YOUR GOAL »
Rewrite the data starting at the line containing "entry-description: This piece" and ending at the line containing "entry-composer: (Chopin): [248, 691, 295, 703]", swapping "recital" for "concert" and leaving everything else unchanged.

........

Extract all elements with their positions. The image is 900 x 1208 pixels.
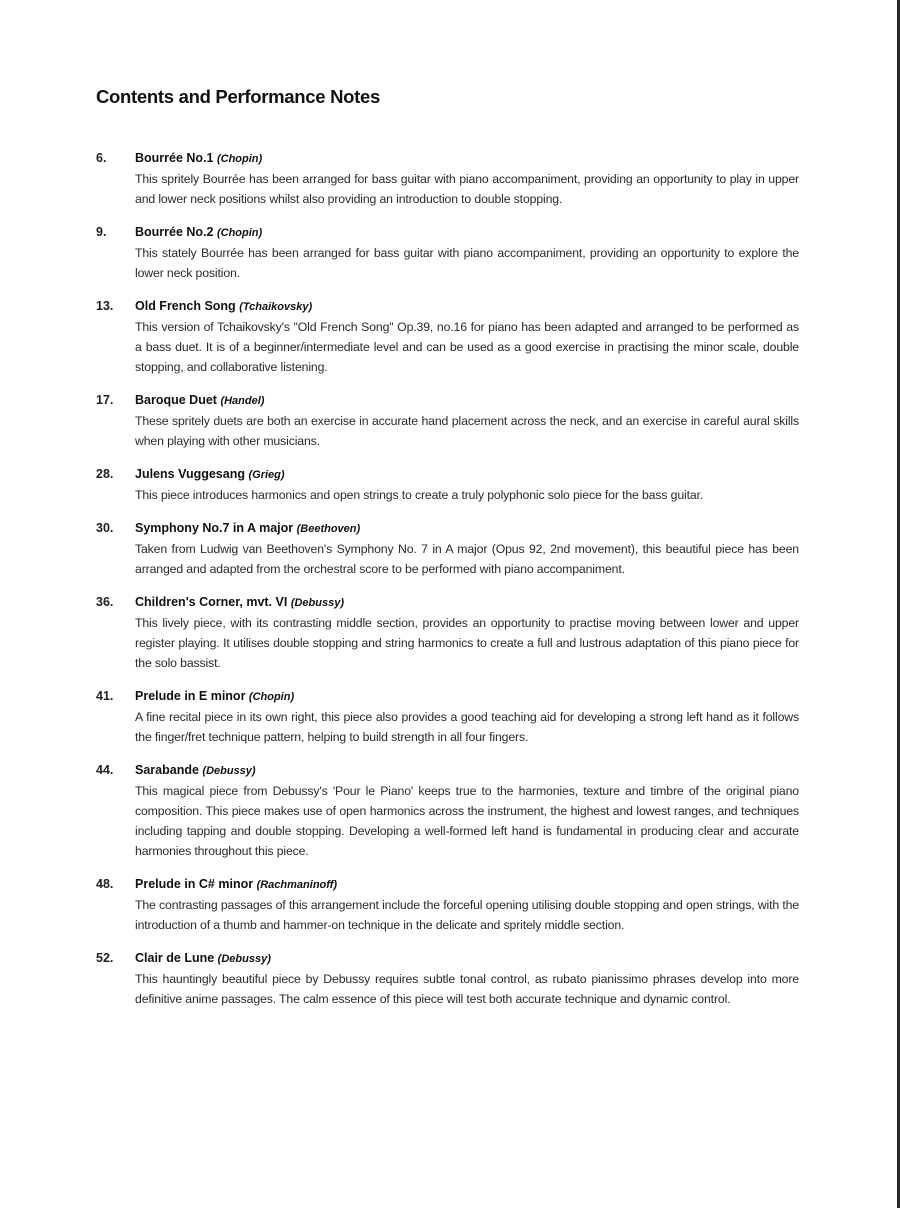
entry-description: This piece introduces harmonics and open strings to create a truly polyphonic solo piece for the bass guitar.: [135, 488, 704, 502]
entry-page-number: 44.: [96, 763, 114, 777]
entry-piece-title: Julens Vuggesang: [135, 467, 245, 481]
entry-content: [135, 686, 799, 747]
entry-heading: [135, 222, 799, 243]
contents-entry: [96, 148, 799, 209]
entry-piece-title: Bourrée No.1: [135, 151, 214, 165]
entry-description: A fine recital piece in its own right, this piece also provides a good teaching aid for developing a strong left hand as it follows the finger/fret technique pattern, helping to build strength in all four fingers.: [135, 710, 799, 744]
entry-page-number: 48.: [96, 877, 114, 891]
entry-piece-title: Clair de Lune: [135, 951, 215, 965]
entry-page-number: 9.: [96, 225, 107, 239]
entry-page-number: 52.: [96, 951, 114, 965]
entry-piece-title: Children's Corner, mvt. VI: [135, 595, 288, 609]
entry-composer: (Chopin): [248, 691, 295, 703]
entry-description: This stately Bourrée has been arranged for bass guitar with piano accompaniment, providing an opportunity to explore the lower neck position.: [135, 246, 799, 280]
entry-description: Taken from Ludwig van Beethoven's Symphony No. 7 in A major (Opus 92, 2nd movement), this beautiful piece has been arranged and adapted from the orchestral score to be performed with piano accompaniment.: [135, 542, 799, 576]
entry-composer: (Rachmaninoff): [256, 879, 338, 891]
entry-composer: (Grieg): [248, 469, 285, 481]
entry-heading: [135, 592, 799, 613]
entry-page-number: 28.: [96, 467, 114, 481]
entry-heading: [135, 518, 799, 539]
entry-heading: [135, 148, 799, 169]
entry-piece-title: Old French Song: [135, 299, 236, 313]
entry-heading: [135, 760, 799, 781]
entry-composer: (Beethoven): [296, 523, 361, 535]
contents-list: [96, 148, 799, 1022]
entry-page-number: 13.: [96, 299, 114, 313]
entry-description: This spritely Bourrée has been arranged for bass guitar with piano accompaniment, providing an opportunity to play in upper and lower neck positions whilst also providing an introduction to double stopping.: [135, 172, 799, 206]
contents-entry: [96, 390, 799, 451]
entry-page-number: 30.: [96, 521, 114, 535]
entry-composer: (Handel): [220, 395, 265, 407]
entry-content: [135, 296, 799, 377]
entry-content: [135, 592, 799, 673]
entry-piece-title: Prelude in C# minor: [135, 877, 254, 891]
entry-composer: (Chopin): [216, 227, 263, 239]
entry-composer: (Tchaikovsky): [239, 301, 313, 313]
entry-page-number: 17.: [96, 393, 114, 407]
entry-content: [135, 390, 799, 451]
entry-content: [135, 148, 799, 209]
entry-content: [135, 948, 799, 1009]
entry-heading: [135, 874, 799, 895]
entry-composer: (Debussy): [290, 597, 344, 609]
entry-piece-title: Bourrée No.2: [135, 225, 214, 239]
page-title: Contents and Performance Notes: [96, 86, 380, 107]
entry-composer: (Chopin): [216, 153, 263, 165]
entry-content: [135, 464, 799, 505]
contents-entry: [96, 874, 799, 935]
entry-page-number: 6.: [96, 151, 107, 165]
entry-piece-title: Sarabande: [135, 763, 199, 777]
entry-content: [135, 518, 799, 579]
entry-content: [135, 222, 799, 283]
contents-entry: [96, 296, 799, 377]
entry-composer: (Debussy): [217, 953, 271, 965]
entry-description: This lively piece, with its contrasting middle section, provides an opportunity to practise moving between lower and upper register playing. It utilises double stopping and string harmonics to create a full and lustrous adaptation of this piano piece for the solo bassist.: [135, 616, 799, 670]
entry-heading: [135, 390, 799, 411]
contents-entry: [96, 760, 799, 861]
entry-piece-title: Prelude in E minor: [135, 689, 246, 703]
entry-heading: [135, 948, 799, 969]
entry-description: This hauntingly beautiful piece by Debussy requires subtle tonal control, as rubato pianissimo phrases develop into more definitive anime passages. The calm essence of this piece will test both accurate technique and dynamic control.: [135, 972, 799, 1006]
contents-entry: [96, 686, 799, 747]
entry-description: The contrasting passages of this arrangement include the forceful opening utilising double stopping and open strings, with the introduction of a thumb and hammer-on technique in the delicate and spritely middle section.: [135, 898, 799, 932]
entry-piece-title: Symphony No.7 in A major: [135, 521, 294, 535]
contents-entry: [96, 592, 799, 673]
entry-page-number: 41.: [96, 689, 114, 703]
entry-description: This magical piece from Debussy's 'Pour le Piano' keeps true to the harmonies, texture and timbre of the original piano composition. This piece makes use of open harmonics across the instrument, the highest and lowest ranges, and techniques including tapping and double stopping. Developing a well-formed left hand is fundamental in producing clear and accurate harmonies throughout this piece.: [135, 784, 799, 858]
entry-heading: [135, 464, 799, 485]
entry-content: [135, 874, 799, 935]
contents-entry: [96, 948, 799, 1009]
contents-entry: [96, 464, 799, 505]
entry-composer: (Debussy): [202, 765, 256, 777]
entry-page-number: 36.: [96, 595, 114, 609]
entry-heading: [135, 296, 799, 317]
contents-entry: [96, 222, 799, 283]
contents-entry: [96, 518, 799, 579]
entry-heading: [135, 686, 799, 707]
entry-description: These spritely duets are both an exercise in accurate hand placement across the neck, and an exercise in careful aural skills when playing with other musicians.: [135, 414, 799, 448]
entry-piece-title: Baroque Duet: [135, 393, 217, 407]
entry-content: [135, 760, 799, 861]
entry-description: This version of Tchaikovsky's "Old French Song" Op.39, no.16 for piano has been adapted and arranged to be performed as a bass duet. It is of a beginner/intermediate level and can be used as a good exercise in practising the minor scale, double stopping, and collaborative listening.: [135, 320, 799, 374]
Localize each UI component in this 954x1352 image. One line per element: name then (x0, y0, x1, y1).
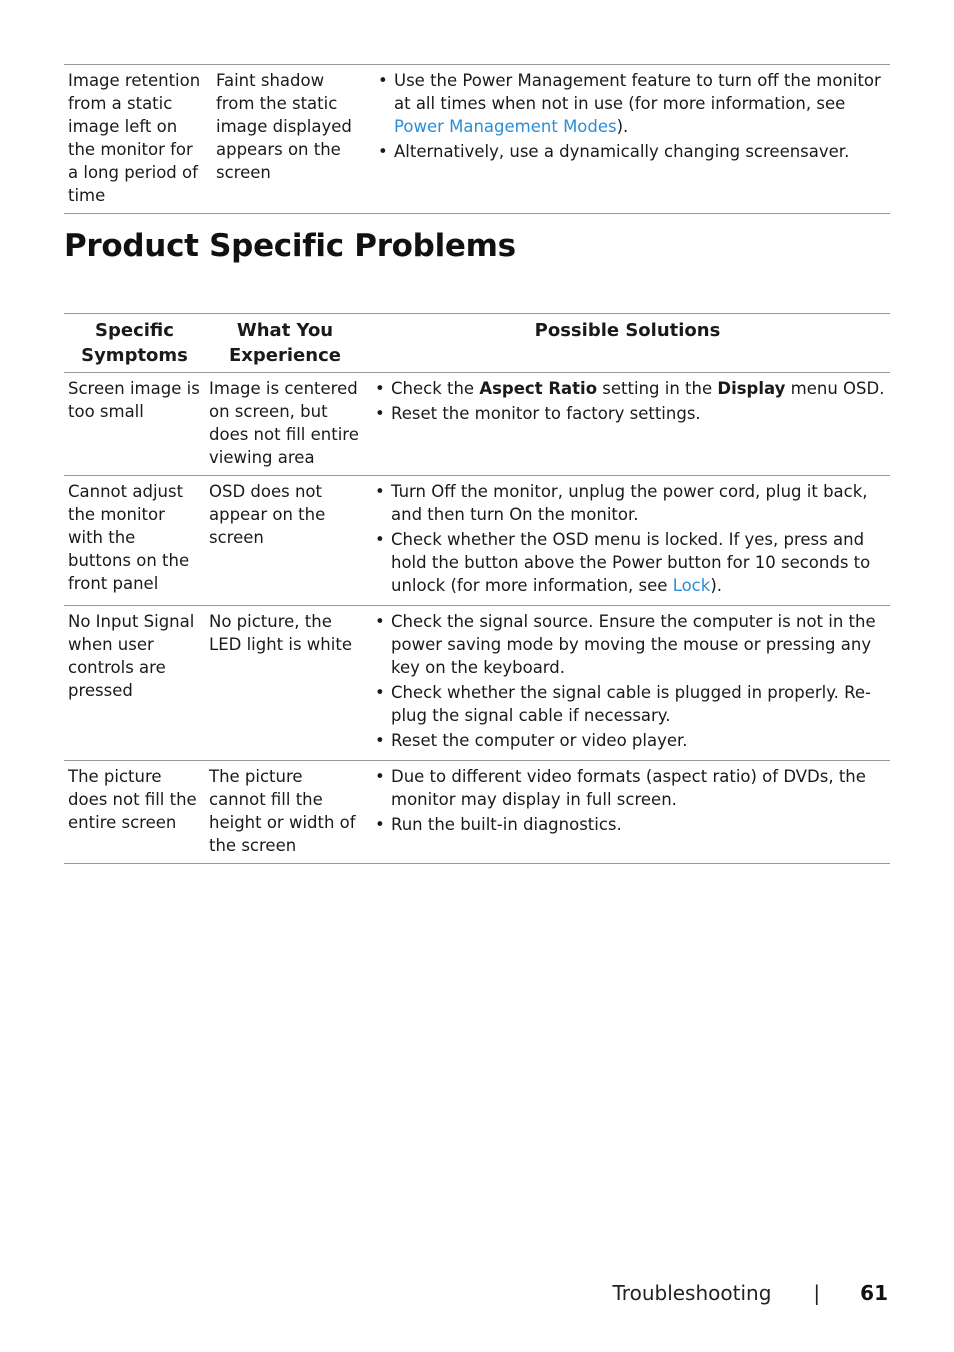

........

CORRECT RESPONSE »
entry-description: This piece introduces harmonics and open strings to create a truly polyphonic solo piece for the bass guitar.: [135, 488, 704, 502]
entry-page-number: 44.: [96, 763, 114, 777]
entry-piece-title: Julens Vuggesang: [135, 467, 245, 481]
entry-content: [135, 686, 799, 747]
entry-heading: [135, 222, 799, 243]
contents-entry: [96, 148, 799, 209]
entry-piece-title: Bourrée No.1: [135, 151, 214, 165]
entry-description: A fine concert piece in its own right, this piece also provides a good teaching aid for developing a strong left hand as it follows the finger/fret technique pattern, helping to build strength in all four fingers.: [135, 710, 799, 744]
entry-page-number: 48.: [96, 877, 114, 891]
entry-piece-title: Clair de Lune: [135, 951, 215, 965]
entry-page-number: 9.: [96, 225, 107, 239]
entry-page-number: 52.: [96, 951, 114, 965]
entry-piece-title: Children's Corner, mvt. VI: [135, 595, 288, 609]
entry-composer: (Chopin): [248, 691, 295, 703]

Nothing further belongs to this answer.